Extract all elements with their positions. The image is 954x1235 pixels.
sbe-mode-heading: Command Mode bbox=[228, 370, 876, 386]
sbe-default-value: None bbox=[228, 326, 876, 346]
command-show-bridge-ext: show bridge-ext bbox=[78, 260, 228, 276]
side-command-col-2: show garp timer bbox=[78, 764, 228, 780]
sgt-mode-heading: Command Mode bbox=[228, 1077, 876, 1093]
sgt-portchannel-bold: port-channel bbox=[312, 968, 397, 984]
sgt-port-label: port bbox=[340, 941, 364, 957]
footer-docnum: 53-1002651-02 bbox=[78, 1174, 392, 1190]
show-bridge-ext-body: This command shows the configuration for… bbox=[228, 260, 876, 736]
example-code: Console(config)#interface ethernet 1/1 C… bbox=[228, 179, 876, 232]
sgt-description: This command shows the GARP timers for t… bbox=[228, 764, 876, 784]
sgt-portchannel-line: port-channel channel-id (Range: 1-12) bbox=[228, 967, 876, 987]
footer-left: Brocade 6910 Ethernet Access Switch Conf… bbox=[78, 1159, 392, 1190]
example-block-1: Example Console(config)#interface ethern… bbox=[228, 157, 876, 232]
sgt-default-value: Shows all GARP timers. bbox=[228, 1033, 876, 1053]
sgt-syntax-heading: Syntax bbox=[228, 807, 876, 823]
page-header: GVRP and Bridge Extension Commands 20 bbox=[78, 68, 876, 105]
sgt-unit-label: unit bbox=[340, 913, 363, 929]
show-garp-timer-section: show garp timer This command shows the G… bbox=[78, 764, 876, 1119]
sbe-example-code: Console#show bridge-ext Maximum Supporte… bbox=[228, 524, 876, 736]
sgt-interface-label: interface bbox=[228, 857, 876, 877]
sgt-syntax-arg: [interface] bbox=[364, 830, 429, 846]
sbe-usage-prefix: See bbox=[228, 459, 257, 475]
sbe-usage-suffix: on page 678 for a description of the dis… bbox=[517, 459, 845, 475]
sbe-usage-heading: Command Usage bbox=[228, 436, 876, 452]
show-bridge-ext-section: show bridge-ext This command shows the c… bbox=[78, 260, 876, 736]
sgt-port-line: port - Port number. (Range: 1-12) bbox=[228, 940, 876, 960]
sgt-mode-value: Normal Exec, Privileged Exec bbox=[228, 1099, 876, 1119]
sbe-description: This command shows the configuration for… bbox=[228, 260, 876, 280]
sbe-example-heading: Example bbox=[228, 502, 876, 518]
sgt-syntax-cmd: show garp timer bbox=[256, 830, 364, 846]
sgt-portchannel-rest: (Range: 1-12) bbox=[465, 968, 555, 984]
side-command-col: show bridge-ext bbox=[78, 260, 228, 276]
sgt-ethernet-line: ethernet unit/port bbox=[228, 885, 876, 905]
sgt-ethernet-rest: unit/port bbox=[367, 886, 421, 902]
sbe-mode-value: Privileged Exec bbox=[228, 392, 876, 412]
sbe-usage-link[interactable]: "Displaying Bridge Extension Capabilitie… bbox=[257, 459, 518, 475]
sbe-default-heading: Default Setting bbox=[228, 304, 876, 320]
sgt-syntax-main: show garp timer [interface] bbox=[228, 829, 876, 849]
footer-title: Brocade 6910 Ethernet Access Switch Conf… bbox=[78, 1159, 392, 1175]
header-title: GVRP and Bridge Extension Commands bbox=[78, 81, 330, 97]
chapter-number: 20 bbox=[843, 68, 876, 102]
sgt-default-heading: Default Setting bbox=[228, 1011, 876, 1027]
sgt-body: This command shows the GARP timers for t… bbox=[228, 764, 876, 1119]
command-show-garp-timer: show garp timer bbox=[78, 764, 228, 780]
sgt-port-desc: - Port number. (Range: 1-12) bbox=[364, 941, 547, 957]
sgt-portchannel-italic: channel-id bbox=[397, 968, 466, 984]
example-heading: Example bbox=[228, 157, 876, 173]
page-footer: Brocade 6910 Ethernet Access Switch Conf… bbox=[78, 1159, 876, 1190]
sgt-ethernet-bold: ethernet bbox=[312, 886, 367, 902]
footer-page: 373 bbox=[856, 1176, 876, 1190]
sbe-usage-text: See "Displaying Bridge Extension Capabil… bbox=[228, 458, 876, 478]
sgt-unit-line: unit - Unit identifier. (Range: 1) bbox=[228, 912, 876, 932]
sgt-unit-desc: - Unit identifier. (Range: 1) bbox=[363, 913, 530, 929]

══════════

▸ AUFGABENSTELLUNG
Gib sämtliche Zeilen des obigen Materials Zeichen für Zeichen wieder, ohne eine davon auszulassen oder zu verändern.

▸ LÖSUNG
Extract all elements with their positions. The image is 954x1235 pixels.
sbe-mode-heading: Command Mode bbox=[228, 370, 876, 386]
sbe-default-value: None bbox=[228, 326, 876, 346]
command-show-bridge-ext: show bridge-ext bbox=[78, 260, 228, 276]
side-command-col-2: show garp timer bbox=[78, 764, 228, 780]
sgt-mode-heading: Command Mode bbox=[228, 1077, 876, 1093]
sgt-portchannel-bold: port-channel bbox=[312, 968, 397, 984]
sgt-port-label: port bbox=[340, 941, 364, 957]
footer-docnum: 53-1002651-02 bbox=[78, 1174, 392, 1190]
show-bridge-ext-body: This command shows the configuration for… bbox=[228, 260, 876, 736]
example-code: Console(config)#interface ethernet 1/1 C… bbox=[228, 179, 876, 232]
sgt-description: This command shows the GARP timers for t… bbox=[228, 764, 876, 784]
sgt-portchannel-line: port-channel channel-id (Range: 1-12) bbox=[228, 967, 876, 987]
footer-left: Brocade 6910 Ethernet Access Switch Conf… bbox=[78, 1159, 392, 1190]
example-block-1: Example Console(config)#interface ethern… bbox=[228, 157, 876, 232]
sgt-default-value: Shows all GARP timers. bbox=[228, 1033, 876, 1053]
sgt-syntax-heading: Syntax bbox=[228, 807, 876, 823]
page-header: GVRP and Bridge Extension Commands 20 bbox=[78, 68, 876, 105]
sgt-unit-label: unit bbox=[340, 913, 363, 929]
show-garp-timer-section: show garp timer This command shows the G… bbox=[78, 764, 876, 1119]
sbe-example-code: Console#show bridge-ext Maximum Supporte… bbox=[228, 524, 876, 736]
sgt-interface-label: interface bbox=[228, 857, 876, 877]
sgt-syntax-arg: [interface] bbox=[364, 830, 429, 846]
sbe-usage-prefix: See bbox=[228, 459, 257, 475]
sbe-usage-suffix: on page 678 for a description of the dis… bbox=[517, 459, 845, 475]
sbe-usage-heading: Command Usage bbox=[228, 436, 876, 452]
show-bridge-ext-section: show bridge-ext This command shows the c… bbox=[78, 260, 876, 736]
sgt-port-line: port - Port number. (Range: 1-12) bbox=[228, 940, 876, 960]
sgt-mode-value: Normal Exec, Privileged Exec bbox=[228, 1099, 876, 1119]
sbe-description: This command shows the configuration for… bbox=[228, 260, 876, 280]
sbe-example-heading: Example bbox=[228, 502, 876, 518]
sgt-syntax-cmd: show garp timer bbox=[256, 830, 364, 846]
sgt-portchannel-rest: (Range: 1-12) bbox=[465, 968, 555, 984]
side-command-col: show bridge-ext bbox=[78, 260, 228, 276]
sgt-ethernet-line: ethernet unit/port bbox=[228, 885, 876, 905]
sgt-ethernet-rest: unit/port bbox=[367, 886, 421, 902]
sbe-mode-value: Privileged Exec bbox=[228, 392, 876, 412]
sbe-usage-link[interactable]: "Displaying Bridge Extension Capabilitie… bbox=[257, 459, 518, 475]
sbe-default-heading: Default Setting bbox=[228, 304, 876, 320]
sgt-syntax-main: show garp timer [interface] bbox=[228, 829, 876, 849]
footer-title: Brocade 6910 Ethernet Access Switch Conf… bbox=[78, 1159, 392, 1175]
header-title: GVRP and Bridge Extension Commands bbox=[78, 81, 330, 97]
chapter-number: 20 bbox=[843, 68, 876, 102]
sgt-default-heading: Default Setting bbox=[228, 1011, 876, 1027]
sgt-body: This command shows the GARP timers for t… bbox=[228, 764, 876, 1119]
command-show-garp-timer: show garp timer bbox=[78, 764, 228, 780]
sgt-port-desc: - Port number. (Range: 1-12) bbox=[364, 941, 547, 957]
sgt-portchannel-italic: channel-id bbox=[397, 968, 466, 984]
example-heading: Example bbox=[228, 157, 876, 173]
page-footer: Brocade 6910 Ethernet Access Switch Conf… bbox=[78, 1159, 876, 1190]
sgt-ethernet-bold: ethernet bbox=[312, 886, 367, 902]
footer-page: 373 bbox=[856, 1176, 876, 1190]
sbe-usage-text: See "Displaying Bridge Extension Capabil… bbox=[228, 458, 876, 478]
sgt-unit-line: unit - Unit identifier. (Range: 1) bbox=[228, 912, 876, 932]
sgt-unit-desc: - Unit identifier. (Range: 1) bbox=[363, 913, 530, 929]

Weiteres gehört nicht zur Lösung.